§ TASK TO COMPLETE
Among the entries below, count the lines that contain the word "content". Write down only the total.

§ DATA LISTING
┌──
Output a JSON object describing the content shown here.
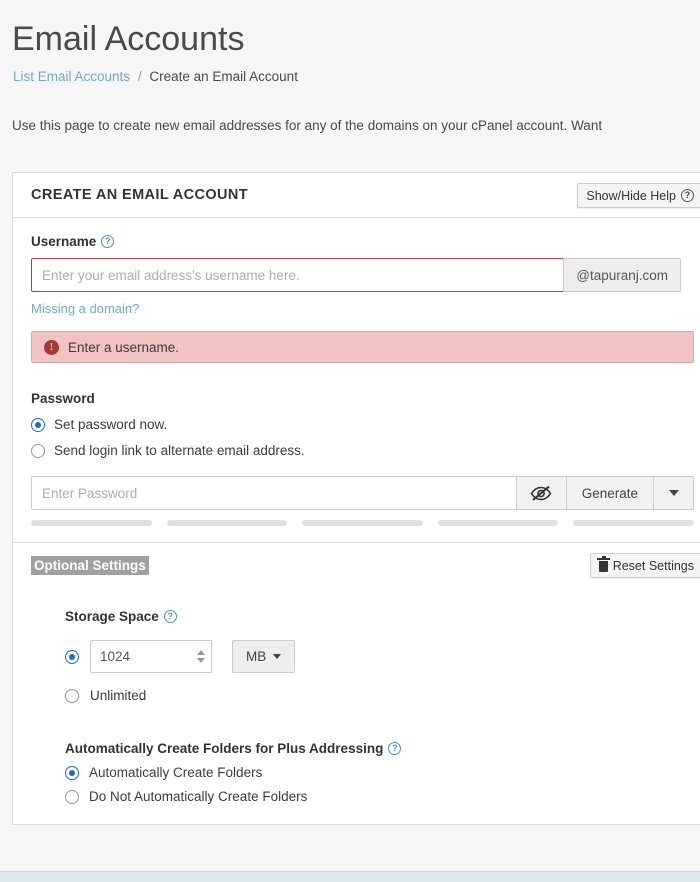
└──
┌──
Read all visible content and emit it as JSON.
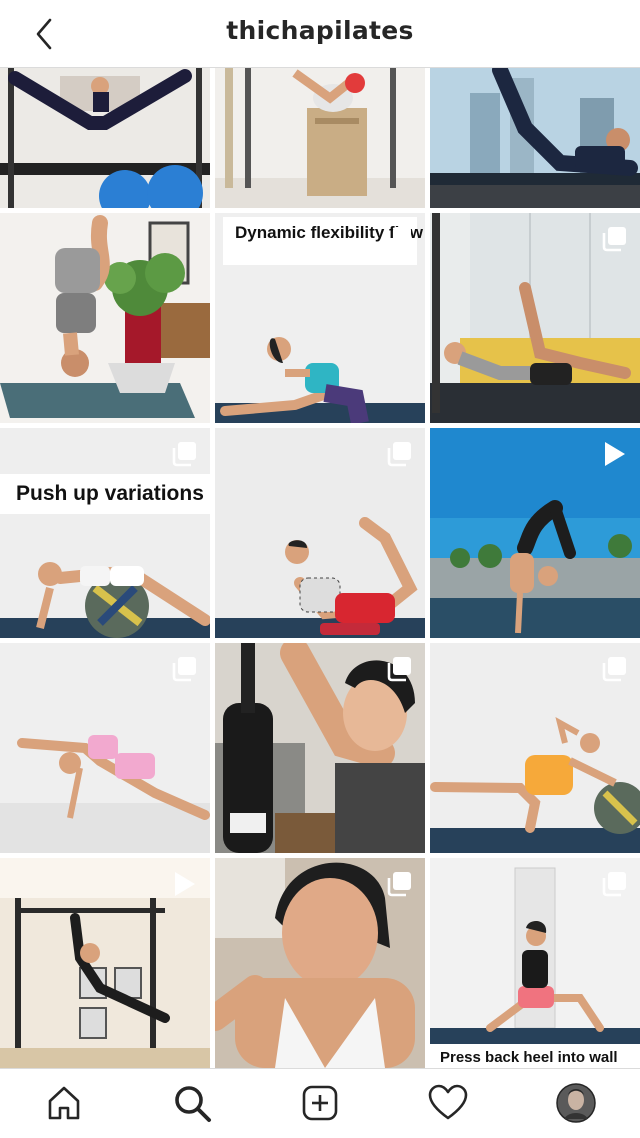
└──
┌──
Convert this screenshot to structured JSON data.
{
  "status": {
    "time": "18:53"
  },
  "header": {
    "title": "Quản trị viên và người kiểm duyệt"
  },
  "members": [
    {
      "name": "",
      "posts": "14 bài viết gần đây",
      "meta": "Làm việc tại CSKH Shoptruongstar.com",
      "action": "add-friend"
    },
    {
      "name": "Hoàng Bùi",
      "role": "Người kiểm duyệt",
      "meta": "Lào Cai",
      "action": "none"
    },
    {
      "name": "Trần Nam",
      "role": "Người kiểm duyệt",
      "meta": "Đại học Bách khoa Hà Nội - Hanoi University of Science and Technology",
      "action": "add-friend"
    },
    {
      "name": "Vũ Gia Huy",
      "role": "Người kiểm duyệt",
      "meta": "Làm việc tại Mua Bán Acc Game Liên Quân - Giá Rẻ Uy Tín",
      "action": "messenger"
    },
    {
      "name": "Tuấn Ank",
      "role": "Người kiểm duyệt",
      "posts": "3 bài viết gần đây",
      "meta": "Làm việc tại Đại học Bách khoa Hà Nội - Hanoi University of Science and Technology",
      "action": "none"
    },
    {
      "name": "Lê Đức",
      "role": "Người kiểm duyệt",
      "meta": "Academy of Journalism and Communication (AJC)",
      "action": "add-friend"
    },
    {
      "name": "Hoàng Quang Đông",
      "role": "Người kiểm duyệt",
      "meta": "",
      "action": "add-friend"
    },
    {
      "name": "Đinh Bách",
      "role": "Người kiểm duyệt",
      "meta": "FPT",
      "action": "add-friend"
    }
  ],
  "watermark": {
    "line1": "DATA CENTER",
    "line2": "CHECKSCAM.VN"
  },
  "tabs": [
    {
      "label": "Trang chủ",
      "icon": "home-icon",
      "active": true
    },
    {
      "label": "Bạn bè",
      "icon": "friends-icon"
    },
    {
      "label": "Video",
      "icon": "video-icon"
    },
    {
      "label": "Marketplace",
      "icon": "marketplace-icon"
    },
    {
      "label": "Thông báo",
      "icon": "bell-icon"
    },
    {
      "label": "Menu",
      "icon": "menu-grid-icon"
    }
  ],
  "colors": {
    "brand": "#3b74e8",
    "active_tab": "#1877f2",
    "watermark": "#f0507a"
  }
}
└──
§ WORKED SOLUTION
2